- **Instructions for the task**
Transcribe the records that follow. Keep every word exactly, and drop the pictures.

··········

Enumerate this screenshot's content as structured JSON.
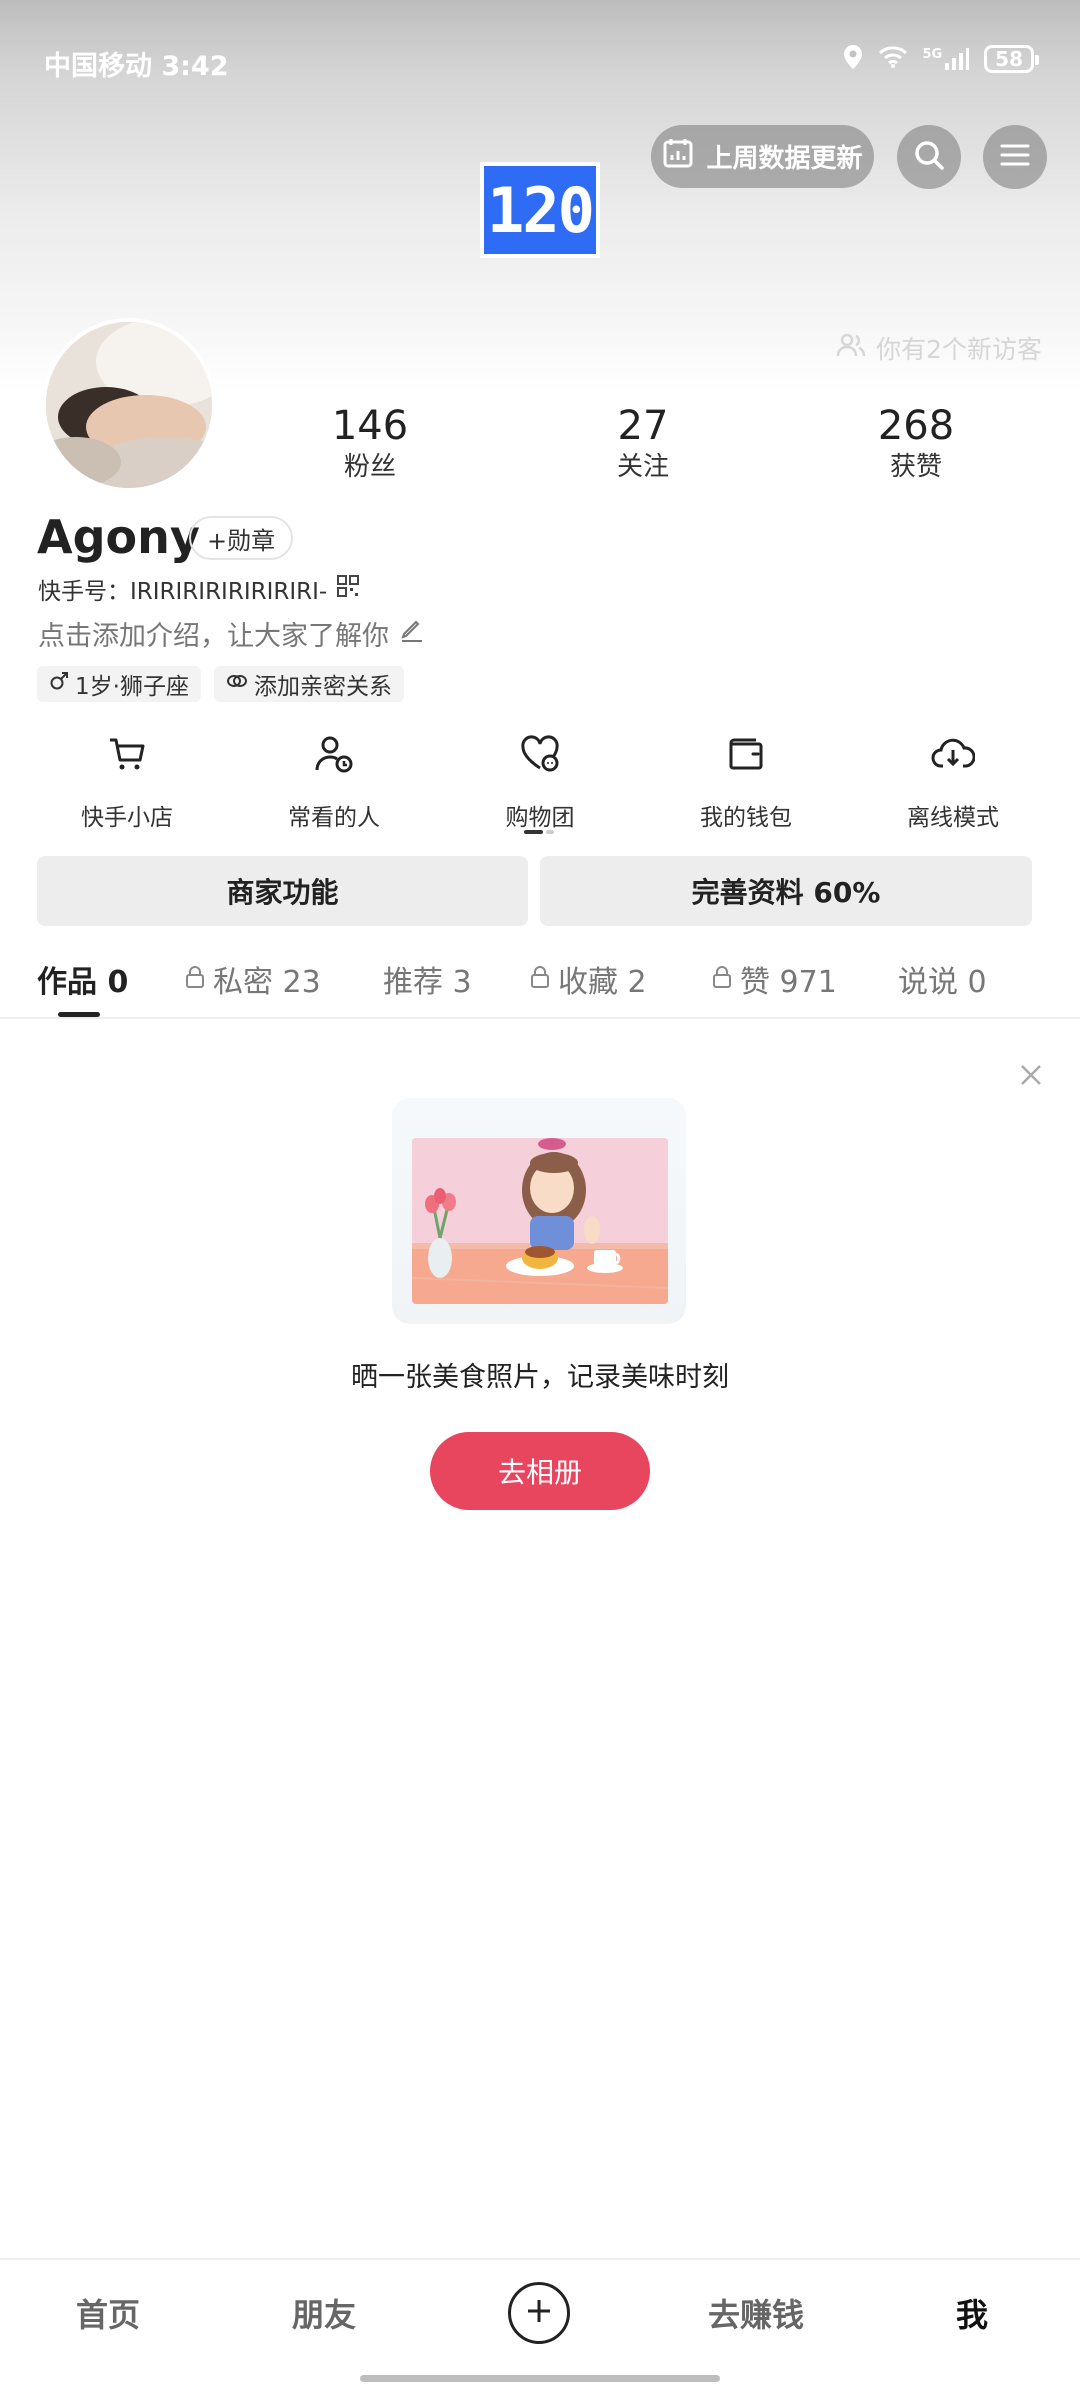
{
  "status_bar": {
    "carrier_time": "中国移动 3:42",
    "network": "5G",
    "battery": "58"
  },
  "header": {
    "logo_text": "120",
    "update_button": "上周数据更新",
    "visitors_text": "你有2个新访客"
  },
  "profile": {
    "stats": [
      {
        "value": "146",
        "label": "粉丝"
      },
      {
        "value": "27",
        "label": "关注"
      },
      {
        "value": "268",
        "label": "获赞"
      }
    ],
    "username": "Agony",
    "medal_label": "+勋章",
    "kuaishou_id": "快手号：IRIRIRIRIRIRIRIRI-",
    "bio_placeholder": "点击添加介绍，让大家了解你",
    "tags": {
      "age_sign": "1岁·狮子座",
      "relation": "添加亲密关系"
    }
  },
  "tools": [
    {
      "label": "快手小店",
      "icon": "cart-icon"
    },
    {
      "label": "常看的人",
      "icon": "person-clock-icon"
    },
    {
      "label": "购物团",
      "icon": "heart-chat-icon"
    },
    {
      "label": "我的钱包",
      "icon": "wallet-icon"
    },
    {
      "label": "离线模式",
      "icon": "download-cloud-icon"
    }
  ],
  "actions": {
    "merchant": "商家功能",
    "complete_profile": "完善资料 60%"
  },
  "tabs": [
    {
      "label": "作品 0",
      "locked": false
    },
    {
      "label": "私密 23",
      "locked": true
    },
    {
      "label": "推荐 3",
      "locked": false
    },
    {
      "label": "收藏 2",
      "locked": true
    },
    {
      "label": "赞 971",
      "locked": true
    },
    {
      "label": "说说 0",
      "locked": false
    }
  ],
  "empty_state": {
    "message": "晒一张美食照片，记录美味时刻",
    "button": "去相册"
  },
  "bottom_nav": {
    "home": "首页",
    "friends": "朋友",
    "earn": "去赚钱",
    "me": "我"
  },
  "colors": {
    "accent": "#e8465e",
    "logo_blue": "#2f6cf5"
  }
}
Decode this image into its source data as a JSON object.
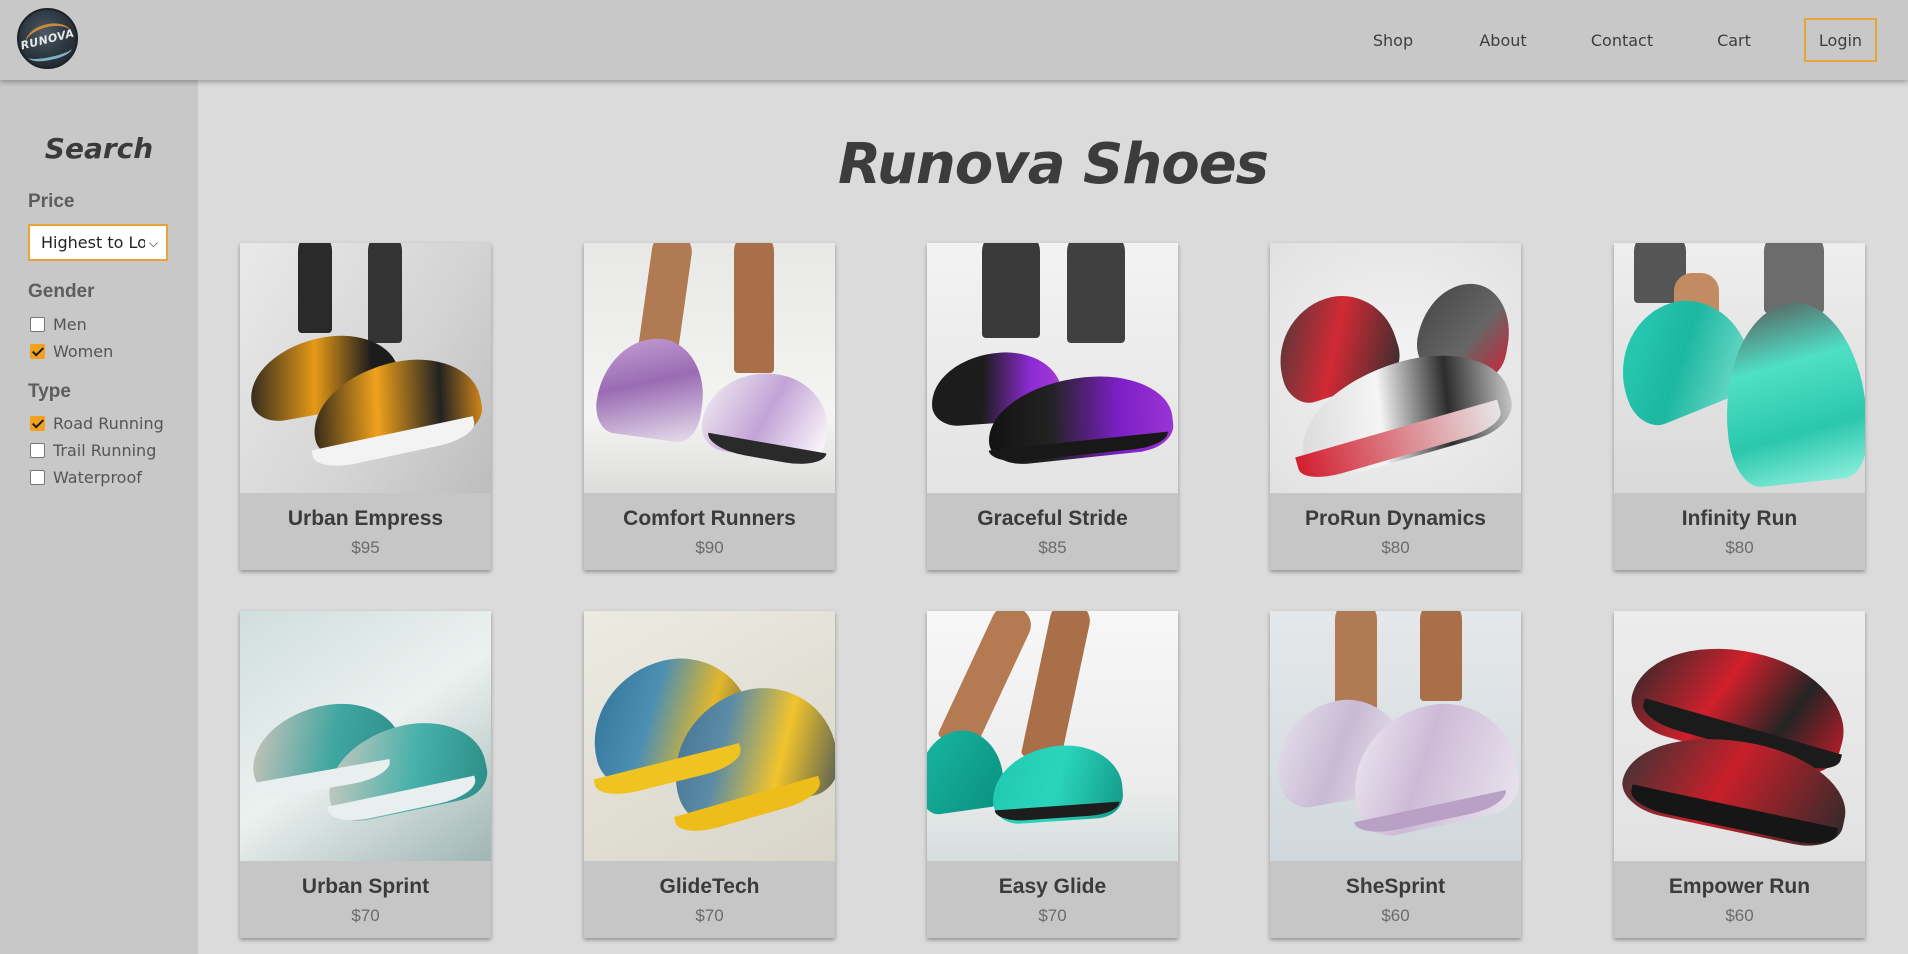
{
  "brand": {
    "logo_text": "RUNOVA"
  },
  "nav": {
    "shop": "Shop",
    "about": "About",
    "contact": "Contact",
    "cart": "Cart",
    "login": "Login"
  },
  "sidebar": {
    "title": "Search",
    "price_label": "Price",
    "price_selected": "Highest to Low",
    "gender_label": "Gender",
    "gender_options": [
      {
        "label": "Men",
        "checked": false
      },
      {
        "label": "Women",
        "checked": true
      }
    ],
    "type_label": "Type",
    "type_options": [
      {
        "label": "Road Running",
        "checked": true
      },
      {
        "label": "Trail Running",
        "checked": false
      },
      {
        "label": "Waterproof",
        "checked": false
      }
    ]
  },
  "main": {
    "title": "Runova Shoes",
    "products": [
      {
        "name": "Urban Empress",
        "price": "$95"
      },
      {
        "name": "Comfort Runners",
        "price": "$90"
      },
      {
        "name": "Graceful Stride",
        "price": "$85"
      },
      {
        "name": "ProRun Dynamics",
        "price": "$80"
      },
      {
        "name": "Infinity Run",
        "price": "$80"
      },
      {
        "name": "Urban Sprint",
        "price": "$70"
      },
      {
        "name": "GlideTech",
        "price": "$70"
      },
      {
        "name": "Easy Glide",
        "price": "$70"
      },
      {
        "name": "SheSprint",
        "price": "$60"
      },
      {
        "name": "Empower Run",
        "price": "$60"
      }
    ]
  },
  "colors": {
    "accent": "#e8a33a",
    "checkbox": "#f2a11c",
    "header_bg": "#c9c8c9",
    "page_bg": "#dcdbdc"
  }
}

··········

- **Complete output**
Enumerate this screenshot's content as structured JSON.
{
  "status_bar": {
    "carrier_time": "中国移动 3:42",
    "network": "5G",
    "battery": "58"
  },
  "header": {
    "logo_text": "120",
    "update_button": "上周数据更新",
    "visitors_text": "你有2个新访客"
  },
  "profile": {
    "stats": [
      {
        "value": "146",
        "label": "粉丝"
      },
      {
        "value": "27",
        "label": "关注"
      },
      {
        "value": "268",
        "label": "获赞"
      }
    ],
    "username": "Agony",
    "medal_label": "+勋章",
    "kuaishou_id": "快手号：IRIRIRIRIRIRIRIRI-",
    "bio_placeholder": "点击添加介绍，让大家了解你",
    "tags": {
      "age_sign": "1岁·狮子座",
      "relation": "添加亲密关系"
    }
  },
  "tools": [
    {
      "label": "快手小店",
      "icon": "cart-icon"
    },
    {
      "label": "常看的人",
      "icon": "person-clock-icon"
    },
    {
      "label": "购物团",
      "icon": "heart-chat-icon"
    },
    {
      "label": "我的钱包",
      "icon": "wallet-icon"
    },
    {
      "label": "离线模式",
      "icon": "download-cloud-icon"
    }
  ],
  "actions": {
    "merchant": "商家功能",
    "complete_profile": "完善资料 60%"
  },
  "tabs": [
    {
      "label": "作品 0",
      "locked": false
    },
    {
      "label": "私密 23",
      "locked": true
    },
    {
      "label": "推荐 3",
      "locked": false
    },
    {
      "label": "收藏 2",
      "locked": true
    },
    {
      "label": "赞 971",
      "locked": true
    },
    {
      "label": "说说 0",
      "locked": false
    }
  ],
  "empty_state": {
    "message": "晒一张美食照片，记录美味时刻",
    "button": "去相册"
  },
  "bottom_nav": {
    "home": "首页",
    "friends": "朋友",
    "earn": "去赚钱",
    "me": "我"
  },
  "colors": {
    "accent": "#e8465e",
    "logo_blue": "#2f6cf5"
  }
}
Decode this image into its source data as a JSON object.
{
  "brand": {
    "logo_text": "RUNOVA"
  },
  "nav": {
    "shop": "Shop",
    "about": "About",
    "contact": "Contact",
    "cart": "Cart",
    "login": "Login"
  },
  "sidebar": {
    "title": "Search",
    "price_label": "Price",
    "price_selected": "Highest to Low",
    "gender_label": "Gender",
    "gender_options": [
      {
        "label": "Men",
        "checked": false
      },
      {
        "label": "Women",
        "checked": true
      }
    ],
    "type_label": "Type",
    "type_options": [
      {
        "label": "Road Running",
        "checked": true
      },
      {
        "label": "Trail Running",
        "checked": false
      },
      {
        "label": "Waterproof",
        "checked": false
      }
    ]
  },
  "main": {
    "title": "Runova Shoes",
    "products": [
      {
        "name": "Urban Empress",
        "price": "$95"
      },
      {
        "name": "Comfort Runners",
        "price": "$90"
      },
      {
        "name": "Graceful Stride",
        "price": "$85"
      },
      {
        "name": "ProRun Dynamics",
        "price": "$80"
      },
      {
        "name": "Infinity Run",
        "price": "$80"
      },
      {
        "name": "Urban Sprint",
        "price": "$70"
      },
      {
        "name": "GlideTech",
        "price": "$70"
      },
      {
        "name": "Easy Glide",
        "price": "$70"
      },
      {
        "name": "SheSprint",
        "price": "$60"
      },
      {
        "name": "Empower Run",
        "price": "$60"
      }
    ]
  },
  "colors": {
    "accent": "#e8a33a",
    "checkbox": "#f2a11c",
    "header_bg": "#c9c8c9",
    "page_bg": "#dcdbdc"
  }
}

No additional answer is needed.